§ TASK
Count lines, not occurrences: give the number of lines holding the word "NACIMIENTO", and nothing besides.

§ SUPPLIED ENTRIES
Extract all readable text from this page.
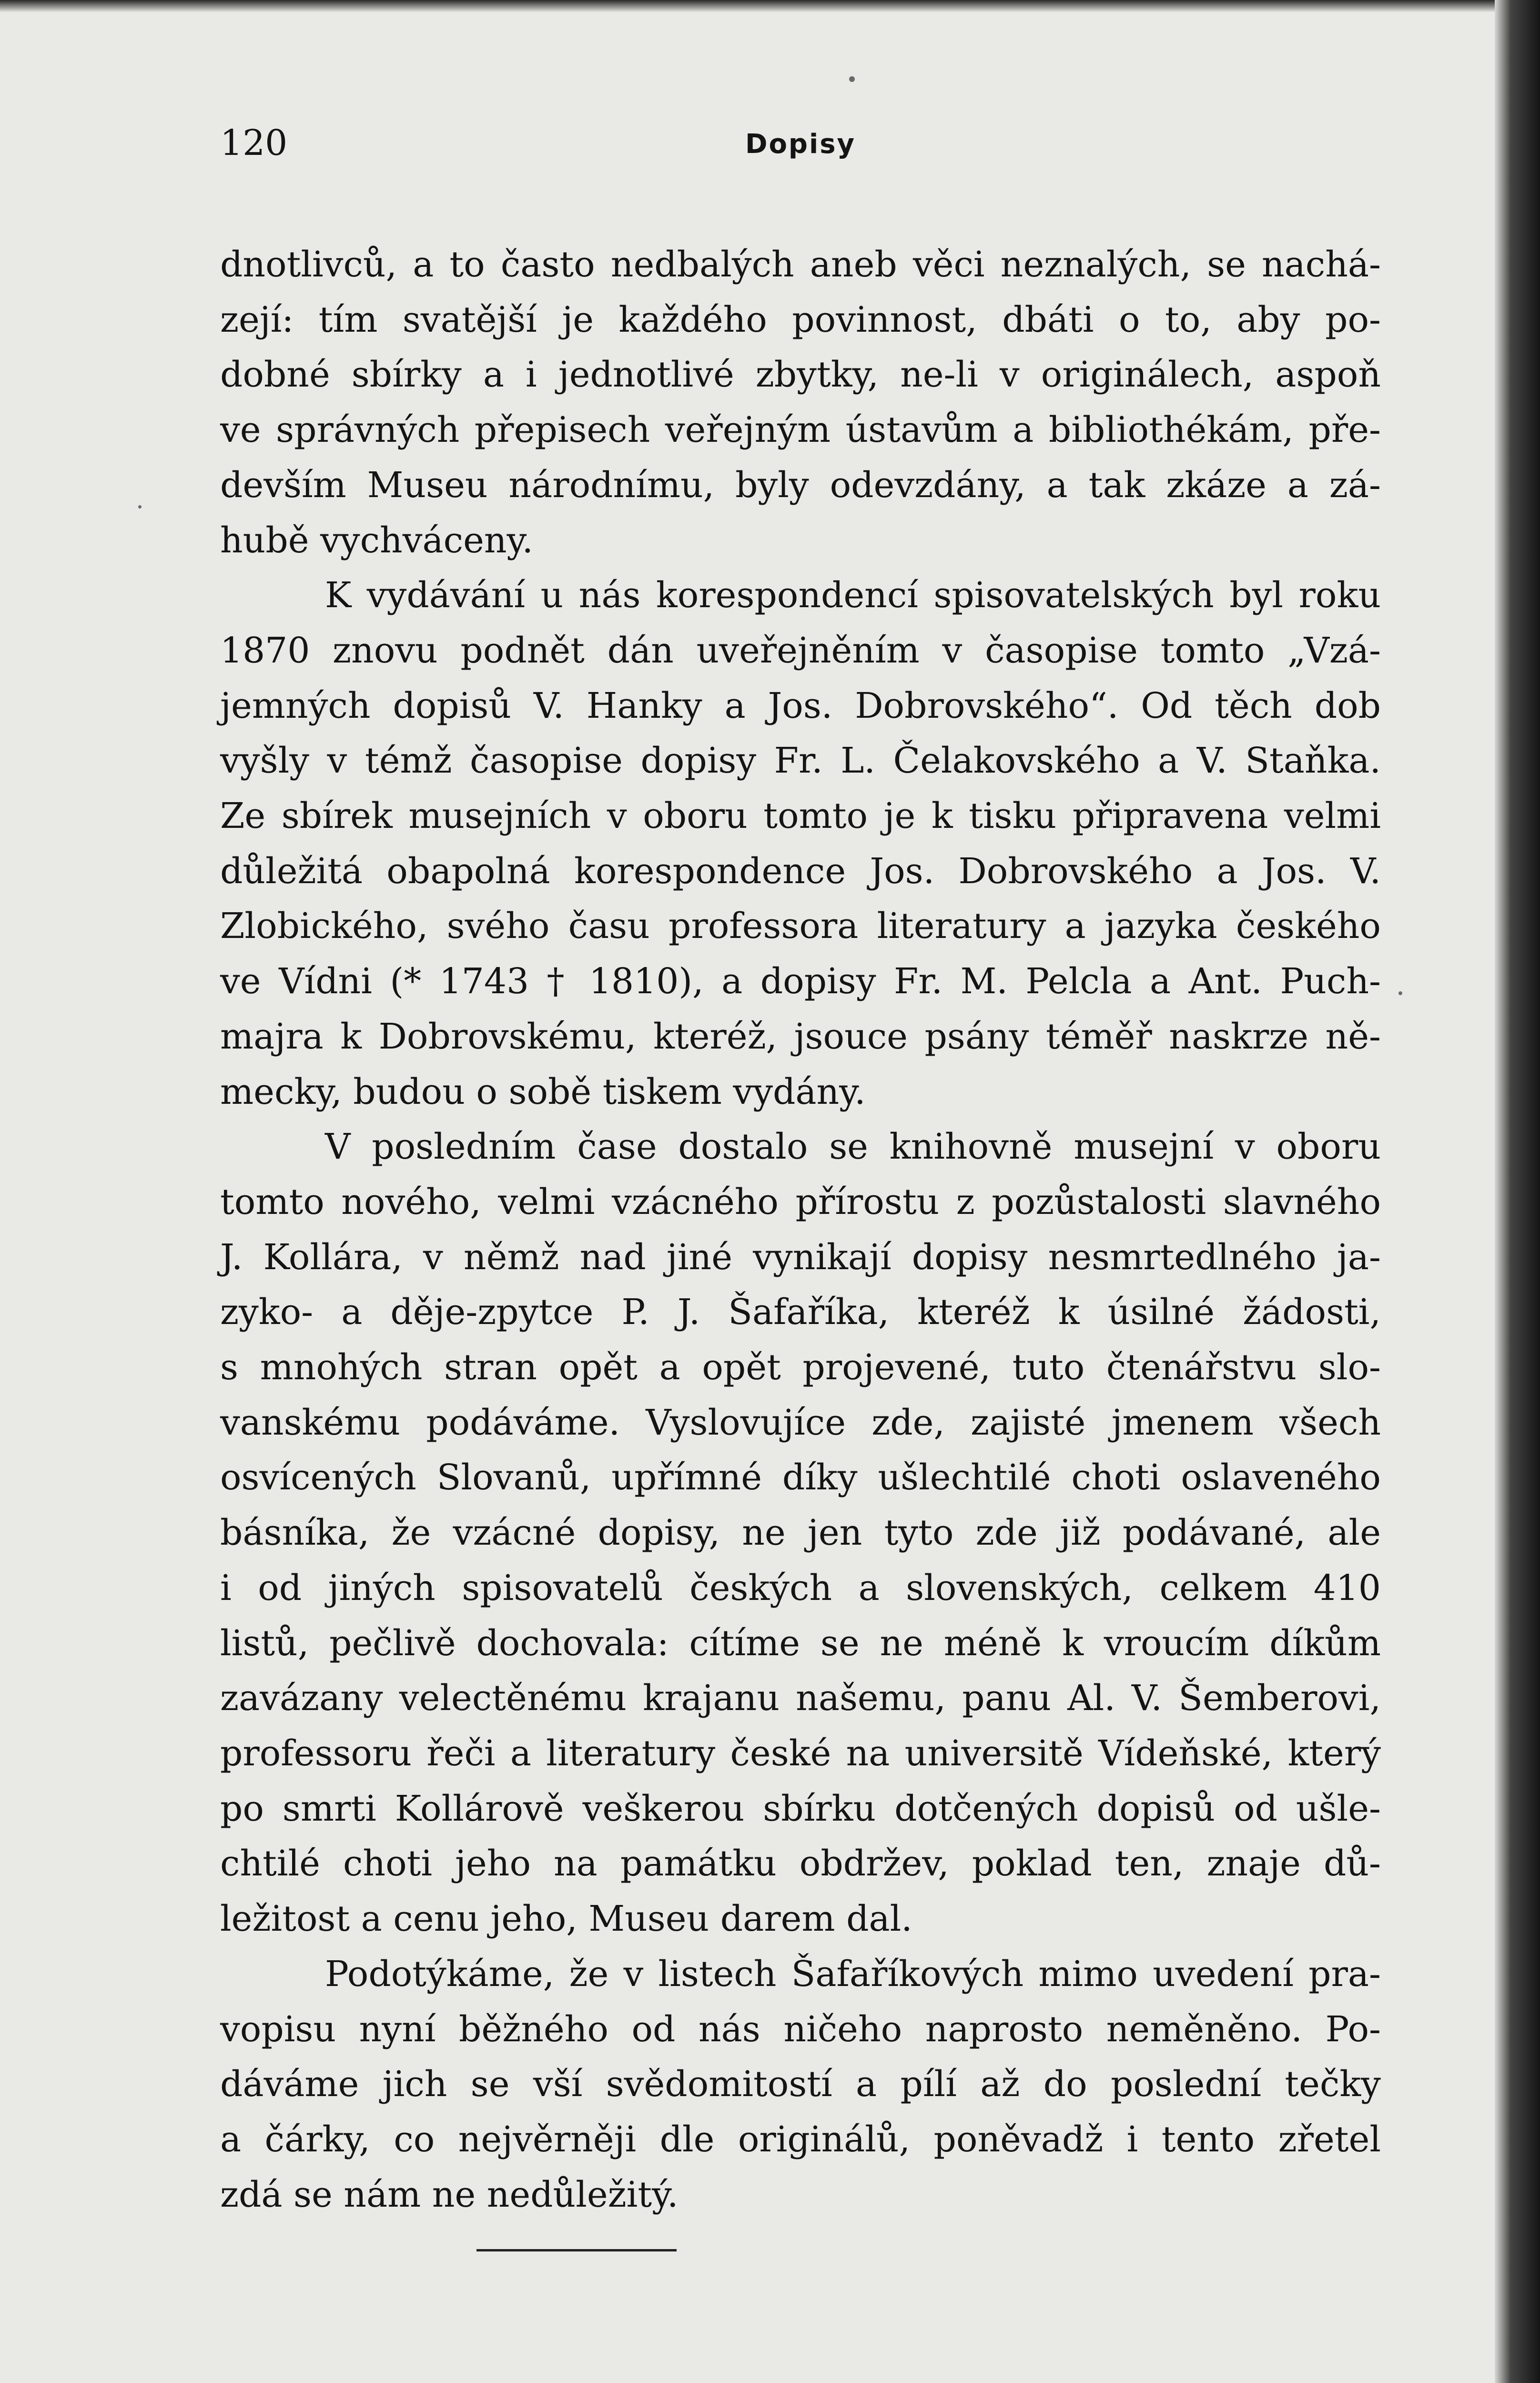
120	Dopisy
dnotlivců, a to často nedbalých aneb věci neznalých, se nachá-
zejí: tím svatější je každého povinnost, dbáti o to, aby po-
dobné sbírky a i jednotlivé zbytky, ne-li v originálech, aspoň
ve správných přepisech veřejným ústavům a bibliothékám, pře-
devším Museu národnímu, byly odevzdány, a tak zkáze a zá-
hubě vychváceny.
K vydávání u nás korespondencí spisovatelských byl roku
1870 znovu podnět dán uveřejněním v časopise tomto „Vzá-
jemných dopisů V. Hanky a Jos. Dobrovského“. Od těch dob
vyšly v témž časopise dopisy Fr. L. Čelakovského a V. Staňka.
Ze sbírek musejních v oboru tomto je k tisku připravena velmi
důležitá obapolná korespondence Jos. Dobrovského a Jos. V.
Zlobického, svého času professora literatury a jazyka českého
ve Vídni (* 1743 † 1810), a dopisy Fr. M. Pelcla a Ant. Puch-
majra k Dobrovskému, kteréž, jsouce psány téměř naskrze ně-
mecky, budou o sobě tiskem vydány.
V posledním čase dostalo se knihovně musejní v oboru
tomto nového, velmi vzácného přírostu z pozůstalosti slavného
J. Kollára, v němž nad jiné vynikají dopisy nesmrtedlného ja-
zyko- a děje-zpytce P. J. Šafaříka, kteréž k úsilné žádosti,
s mnohých stran opět a opět projevené, tuto čtenářstvu slo-
vanskému podáváme. Vyslovujíce zde, zajisté jmenem všech
osvícených Slovanů, upřímné díky ušlechtilé choti oslaveného
básníka, že vzácné dopisy, ne jen tyto zde již podávané, ale
i od jiných spisovatelů českých a slovenských, celkem 410
listů, pečlivě dochovala: cítíme se ne méně k vroucím díkům
zavázany velectěnému krajanu našemu, panu Al. V. Šemberovi,
professoru řeči a literatury české na universitě Vídeňské, který
po smrti Kollárově veškerou sbírku dotčených dopisů od ušle-
chtilé choti jeho na památku obdržev, poklad ten, znaje dů-
ležitost a cenu jeho, Museu darem dal.
Podotýkáme, že v listech Šafaříkových mimo uvedení pra-
vopisu nyní běžného od nás ničeho naprosto neměněno. Po-
dáváme jich se vší svědomitostí a pílí až do poslední tečky
a čárky, co nejvěrněji dle originálů, poněvadž i tento zřetel
zdá se nám ne nedůležitý.
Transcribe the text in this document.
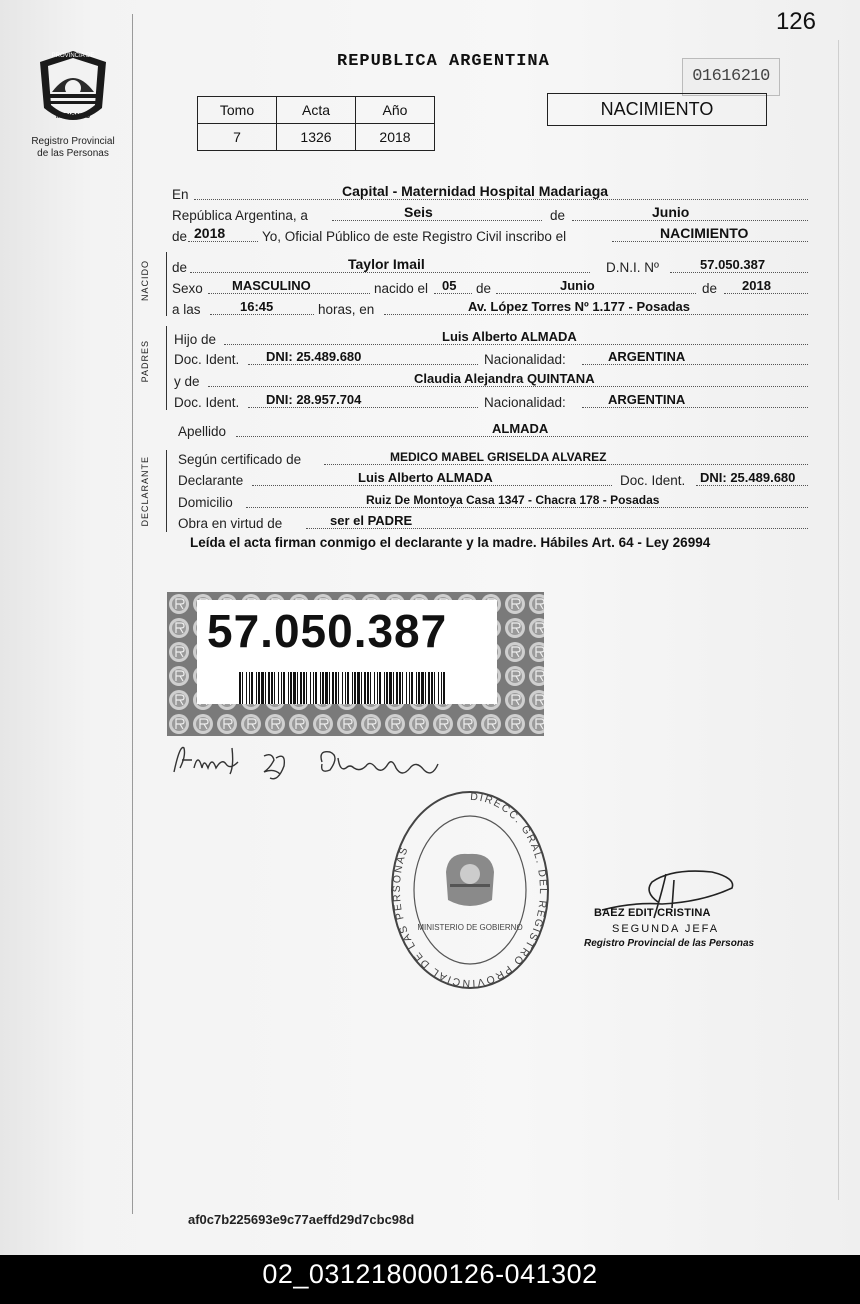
126
PROVINCIA DE
MISIONES
Registro Provincial
de las Personas
REPUBLICA ARGENTINA
01616210
Tomo	Acta	Año
7	1326	2018
NACIMIENTO
En	Capital - Maternidad Hospital Madariaga
República Argentina, a	Seis	de	Junio
de 2018	Yo, Oficial Público de este Registro Civil inscribo el	NACIMIENTO
NACIDO de	Taylor Imail	D.N.I. Nº	57.050.387
Sexo MASCULINO	nacido el 05 de	Junio	de 2018
a las	16:45	horas, en	Av. López Torres Nº 1.177 - Posadas
PADRES
Hijo de	Luis Alberto ALMADA
Doc. Ident. DNI: 25.489.680	Nacionalidad:	ARGENTINA
y de	Claudia Alejandra QUINTANA
Doc. Ident. DNI: 28.957.704	Nacionalidad:	ARGENTINA
Apellido	ALMADA
DECLARANTE Según certificado de	MEDICO MABEL GRISELDA ALVAREZ
Declarante	Luis Alberto ALMADA	Doc. Ident. DNI: 25.489.680
Domicilio	Ruiz De Montoya Casa 1347 - Chacra 178 - Posadas
Obra en virtud de	ser el PADRE
Leída el acta firman conmigo el declarante y la madre. Hábiles Art. 64 - Ley 26994
57.050.387
DIRECC. GRAL. DEL REGISTRO PROVINCIAL DE LAS PERSONAS
MINISTERIO DE GOBIERNO
BAEZ EDIT CRISTINA
SEGUNDA JEFA
Registro Provincial de las Personas
af0c7b225693e9c77aeffd29d7cbc98d
02_031218000126-041302
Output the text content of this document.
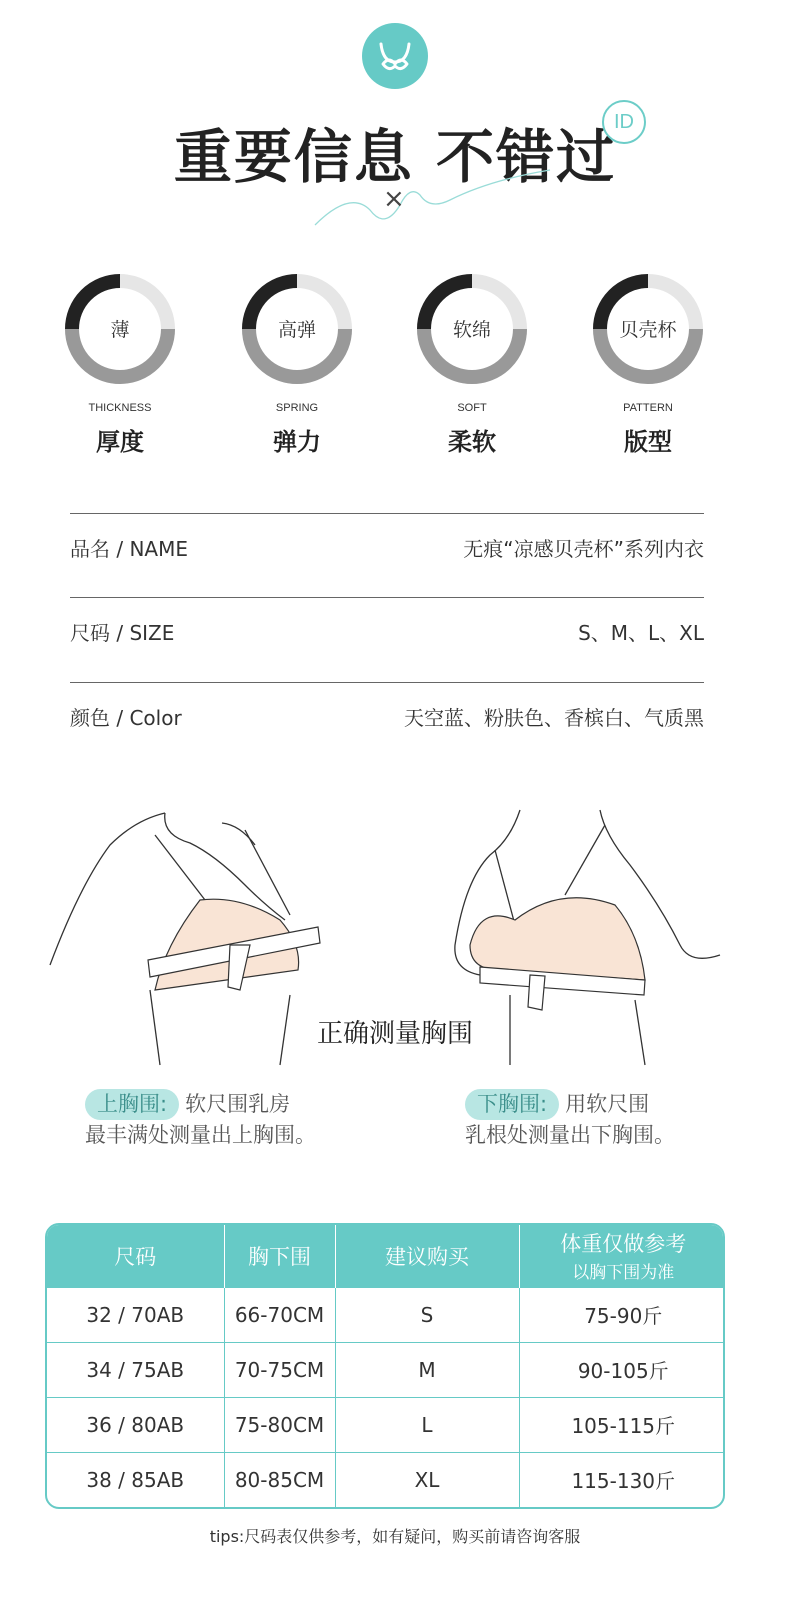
重要信息 不错过
ID
×
薄
THICKNESS
厚度
高弹
SPRING
弹力
软绵
SOFT
柔软
贝壳杯
PATTERN
版型
品名 / NAME	无痕“凉感贝壳杯”系列内衣
尺码 / SIZE	S、M、L、XL
颜色 / Color	天空蓝、粉肤色、香槟白、气质黑
正确测量胸围
上胸围: 软尺围乳房
最丰满处测量出上胸围。
下胸围: 用软尺围
乳根处测量出下胸围。
尺码	胸下围	建议购买	体重仅做参考
以胸下围为准

32 / 70AB	66-70CM	S	75-90斤
34 / 75AB	70-75CM	M	90-105斤
36 / 80AB	75-80CM	L	105-115斤
38 / 85AB	80-85CM	XL	115-130斤
tips:尺码表仅供参考，如有疑问，购买前请咨询客服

§ ANSWER
2